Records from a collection
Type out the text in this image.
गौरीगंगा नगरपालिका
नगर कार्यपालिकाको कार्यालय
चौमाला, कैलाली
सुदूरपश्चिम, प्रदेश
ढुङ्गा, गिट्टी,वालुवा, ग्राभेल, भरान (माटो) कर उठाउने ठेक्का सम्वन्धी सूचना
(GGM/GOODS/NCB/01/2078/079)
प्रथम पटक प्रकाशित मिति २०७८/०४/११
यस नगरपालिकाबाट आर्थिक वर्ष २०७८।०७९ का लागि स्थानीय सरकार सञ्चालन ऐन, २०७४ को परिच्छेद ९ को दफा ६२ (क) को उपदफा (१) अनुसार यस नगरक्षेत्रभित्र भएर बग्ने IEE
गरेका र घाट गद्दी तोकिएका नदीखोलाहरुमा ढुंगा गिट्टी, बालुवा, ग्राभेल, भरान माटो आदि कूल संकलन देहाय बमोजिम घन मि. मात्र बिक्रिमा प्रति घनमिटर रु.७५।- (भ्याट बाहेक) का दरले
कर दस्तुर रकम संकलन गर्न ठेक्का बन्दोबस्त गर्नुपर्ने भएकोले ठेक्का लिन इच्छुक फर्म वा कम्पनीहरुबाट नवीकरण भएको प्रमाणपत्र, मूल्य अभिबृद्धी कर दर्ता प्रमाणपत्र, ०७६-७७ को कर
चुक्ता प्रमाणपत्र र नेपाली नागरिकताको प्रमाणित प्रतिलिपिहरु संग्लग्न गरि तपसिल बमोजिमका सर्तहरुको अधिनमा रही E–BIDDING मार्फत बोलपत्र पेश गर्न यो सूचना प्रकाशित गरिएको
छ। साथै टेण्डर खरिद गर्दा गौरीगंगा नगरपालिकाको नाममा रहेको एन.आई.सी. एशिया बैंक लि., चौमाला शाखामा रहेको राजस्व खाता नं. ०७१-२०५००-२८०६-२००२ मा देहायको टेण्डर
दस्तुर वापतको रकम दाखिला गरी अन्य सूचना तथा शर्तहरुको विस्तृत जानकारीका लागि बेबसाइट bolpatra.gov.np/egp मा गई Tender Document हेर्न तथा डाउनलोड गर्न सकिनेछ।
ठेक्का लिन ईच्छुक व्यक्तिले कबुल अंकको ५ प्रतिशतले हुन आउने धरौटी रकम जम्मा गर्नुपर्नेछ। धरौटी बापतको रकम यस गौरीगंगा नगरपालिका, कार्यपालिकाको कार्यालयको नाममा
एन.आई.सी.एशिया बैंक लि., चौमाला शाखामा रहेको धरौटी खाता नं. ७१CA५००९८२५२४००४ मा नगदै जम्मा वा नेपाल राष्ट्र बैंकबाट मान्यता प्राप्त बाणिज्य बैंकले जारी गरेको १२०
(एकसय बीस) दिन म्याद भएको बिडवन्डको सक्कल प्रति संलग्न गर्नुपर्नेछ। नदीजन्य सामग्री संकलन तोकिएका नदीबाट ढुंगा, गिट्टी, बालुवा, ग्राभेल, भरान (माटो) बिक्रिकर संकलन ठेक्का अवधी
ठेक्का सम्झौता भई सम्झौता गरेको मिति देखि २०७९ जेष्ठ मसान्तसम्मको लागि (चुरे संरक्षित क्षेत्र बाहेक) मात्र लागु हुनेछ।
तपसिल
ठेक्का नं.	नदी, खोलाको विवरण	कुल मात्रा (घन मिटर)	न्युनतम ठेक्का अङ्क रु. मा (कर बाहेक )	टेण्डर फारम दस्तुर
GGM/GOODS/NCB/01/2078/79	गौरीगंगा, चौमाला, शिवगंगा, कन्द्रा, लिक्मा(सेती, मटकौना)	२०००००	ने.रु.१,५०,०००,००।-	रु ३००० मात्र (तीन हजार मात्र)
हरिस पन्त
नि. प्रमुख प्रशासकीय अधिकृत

What to work on =>
From the material above, copy each line that includes the word "नगरप".

Result of the task =>
गौरीगंगा नगरपालिका
यस नगरपालिकाबाट आर्थिक वर्ष २०७८।०७९ का लागि स्थानीय सरकार सञ्चालन ऐन, २०७४ को परिच्छेद ९ को दफा ६२ (क) को उपदफा (१) अनुसार यस नगरक्षेत्रभित्र भएर बग्ने IEE
छ। साथै टेण्डर खरिद गर्दा गौरीगंगा नगरपालिकाको नाममा रहेको एन.आई.सी. एशिया बैंक लि., चौमाला शाखामा रहेको राजस्व खाता नं. ०७१-२०५००-२८०६-२००२ मा देहायको टेण्डर
ठेक्का लिन ईच्छुक व्यक्तिले कबुल अंकको ५ प्रतिशतले हुन आउने धरौटी रकम जम्मा गर्नुपर्नेछ। धरौटी बापतको रकम यस गौरीगंगा नगरपालिका, कार्यपालिकाको कार्यालयको नाममा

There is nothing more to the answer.